• [Set task]
Lay out the listing as a numbered list, starting at its first line and ending at the line that contains "sidebar-item-label: 我的收藏夹 bbox=[49, 188, 110, 202]", with both of those lines included and any blank lines left out.

• [Records for this exercise]
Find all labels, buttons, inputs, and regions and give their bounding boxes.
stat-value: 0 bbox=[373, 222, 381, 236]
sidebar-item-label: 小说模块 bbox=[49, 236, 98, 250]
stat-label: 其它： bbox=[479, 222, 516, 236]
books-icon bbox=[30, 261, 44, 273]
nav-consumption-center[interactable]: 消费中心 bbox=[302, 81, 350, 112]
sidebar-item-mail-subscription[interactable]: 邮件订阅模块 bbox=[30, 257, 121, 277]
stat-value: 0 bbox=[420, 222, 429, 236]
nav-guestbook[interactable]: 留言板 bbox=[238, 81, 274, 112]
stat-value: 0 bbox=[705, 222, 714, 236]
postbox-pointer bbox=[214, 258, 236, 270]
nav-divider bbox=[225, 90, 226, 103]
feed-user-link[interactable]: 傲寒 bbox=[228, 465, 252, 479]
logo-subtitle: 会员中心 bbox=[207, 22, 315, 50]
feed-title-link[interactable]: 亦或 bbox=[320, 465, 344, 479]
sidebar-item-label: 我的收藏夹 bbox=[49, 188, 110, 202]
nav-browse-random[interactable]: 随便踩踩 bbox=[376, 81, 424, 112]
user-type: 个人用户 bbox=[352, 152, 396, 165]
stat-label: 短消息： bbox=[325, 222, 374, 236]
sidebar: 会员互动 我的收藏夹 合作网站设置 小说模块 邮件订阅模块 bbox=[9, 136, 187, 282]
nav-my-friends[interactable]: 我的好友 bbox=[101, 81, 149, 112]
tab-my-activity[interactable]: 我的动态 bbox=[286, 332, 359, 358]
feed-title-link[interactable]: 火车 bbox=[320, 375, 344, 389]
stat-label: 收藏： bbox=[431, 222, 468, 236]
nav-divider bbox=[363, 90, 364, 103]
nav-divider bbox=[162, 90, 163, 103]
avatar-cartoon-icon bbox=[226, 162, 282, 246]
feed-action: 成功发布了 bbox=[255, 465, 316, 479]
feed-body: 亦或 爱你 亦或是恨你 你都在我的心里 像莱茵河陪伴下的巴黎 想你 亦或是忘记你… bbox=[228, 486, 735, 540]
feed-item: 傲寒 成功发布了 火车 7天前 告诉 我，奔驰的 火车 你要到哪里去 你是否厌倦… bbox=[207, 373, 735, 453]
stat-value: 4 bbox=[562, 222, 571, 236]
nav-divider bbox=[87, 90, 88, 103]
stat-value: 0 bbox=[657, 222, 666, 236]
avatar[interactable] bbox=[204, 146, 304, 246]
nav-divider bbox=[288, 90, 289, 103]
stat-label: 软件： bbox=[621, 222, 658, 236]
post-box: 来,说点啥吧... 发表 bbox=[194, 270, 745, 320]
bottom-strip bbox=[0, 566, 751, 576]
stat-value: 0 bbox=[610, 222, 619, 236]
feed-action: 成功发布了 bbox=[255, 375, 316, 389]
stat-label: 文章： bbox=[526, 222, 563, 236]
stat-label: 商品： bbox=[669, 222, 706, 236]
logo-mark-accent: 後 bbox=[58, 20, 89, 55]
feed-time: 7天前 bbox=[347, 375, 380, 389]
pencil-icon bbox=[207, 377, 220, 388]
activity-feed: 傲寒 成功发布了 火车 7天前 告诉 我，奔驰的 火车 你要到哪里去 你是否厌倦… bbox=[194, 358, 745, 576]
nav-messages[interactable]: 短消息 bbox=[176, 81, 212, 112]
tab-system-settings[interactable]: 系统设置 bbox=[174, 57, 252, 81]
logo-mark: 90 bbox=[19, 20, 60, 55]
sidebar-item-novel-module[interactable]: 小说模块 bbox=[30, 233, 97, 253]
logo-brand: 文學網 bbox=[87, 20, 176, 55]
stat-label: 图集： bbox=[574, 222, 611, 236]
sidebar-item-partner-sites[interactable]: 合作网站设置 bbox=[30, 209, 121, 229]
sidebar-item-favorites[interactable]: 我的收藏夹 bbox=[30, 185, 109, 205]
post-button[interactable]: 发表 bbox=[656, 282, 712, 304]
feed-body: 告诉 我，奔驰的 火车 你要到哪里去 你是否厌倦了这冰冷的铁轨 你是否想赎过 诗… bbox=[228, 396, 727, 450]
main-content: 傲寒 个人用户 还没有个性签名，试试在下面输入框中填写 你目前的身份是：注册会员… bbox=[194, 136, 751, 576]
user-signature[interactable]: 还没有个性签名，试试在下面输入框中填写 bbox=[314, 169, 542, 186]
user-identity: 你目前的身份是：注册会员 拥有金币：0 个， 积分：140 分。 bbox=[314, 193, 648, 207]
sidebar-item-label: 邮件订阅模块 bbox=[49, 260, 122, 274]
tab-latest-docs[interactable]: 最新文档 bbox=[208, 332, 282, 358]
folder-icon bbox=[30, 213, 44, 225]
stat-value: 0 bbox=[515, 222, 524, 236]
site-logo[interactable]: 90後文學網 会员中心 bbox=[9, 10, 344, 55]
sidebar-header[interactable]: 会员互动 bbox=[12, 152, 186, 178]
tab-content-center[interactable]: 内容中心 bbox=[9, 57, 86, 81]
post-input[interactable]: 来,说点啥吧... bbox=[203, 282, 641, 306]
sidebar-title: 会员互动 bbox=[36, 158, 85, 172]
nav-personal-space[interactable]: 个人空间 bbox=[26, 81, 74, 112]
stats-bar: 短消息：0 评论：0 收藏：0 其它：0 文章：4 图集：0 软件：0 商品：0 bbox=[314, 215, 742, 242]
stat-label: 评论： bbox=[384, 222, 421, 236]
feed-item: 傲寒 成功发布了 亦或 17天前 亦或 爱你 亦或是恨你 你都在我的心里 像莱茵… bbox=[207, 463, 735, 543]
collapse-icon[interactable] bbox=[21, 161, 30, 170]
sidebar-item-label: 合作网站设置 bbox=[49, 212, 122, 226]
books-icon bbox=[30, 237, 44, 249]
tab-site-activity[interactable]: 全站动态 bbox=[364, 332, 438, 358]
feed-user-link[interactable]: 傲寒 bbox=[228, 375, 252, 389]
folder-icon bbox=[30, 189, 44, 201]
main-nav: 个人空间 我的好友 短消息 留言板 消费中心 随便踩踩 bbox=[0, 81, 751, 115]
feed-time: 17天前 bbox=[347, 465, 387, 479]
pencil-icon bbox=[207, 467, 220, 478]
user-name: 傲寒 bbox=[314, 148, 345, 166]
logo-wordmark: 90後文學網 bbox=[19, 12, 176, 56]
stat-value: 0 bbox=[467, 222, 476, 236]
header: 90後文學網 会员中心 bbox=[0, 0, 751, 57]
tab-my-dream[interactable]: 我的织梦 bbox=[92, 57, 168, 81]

• [Answer for the task]
1. Find all labels, buttons, inputs, and regions and give their bounding boxes.
2. stat-value: 0 bbox=[373, 222, 381, 236]
3. sidebar-item-label: 小说模块 bbox=[49, 236, 98, 250]
4. stat-label: 其它： bbox=[479, 222, 516, 236]
5. books-icon bbox=[30, 261, 44, 273]
6. nav-consumption-center[interactable]: 消费中心 bbox=[302, 81, 350, 112]
7. sidebar-item-mail-subscription[interactable]: 邮件订阅模块 bbox=[30, 257, 121, 277]
8. stat-value: 0 bbox=[420, 222, 429, 236]
9. nav-guestbook[interactable]: 留言板 bbox=[238, 81, 274, 112]
10. stat-value: 0 bbox=[705, 222, 714, 236]
11. postbox-pointer bbox=[214, 258, 236, 270]
12. nav-divider bbox=[225, 90, 226, 103]
13. feed-user-link[interactable]: 傲寒 bbox=[228, 465, 252, 479]
14. logo-subtitle: 会员中心 bbox=[207, 22, 315, 50]
15. feed-title-link[interactable]: 亦或 bbox=[320, 465, 344, 479]
16. sidebar-item-label: 我的收藏夹 bbox=[49, 188, 110, 202]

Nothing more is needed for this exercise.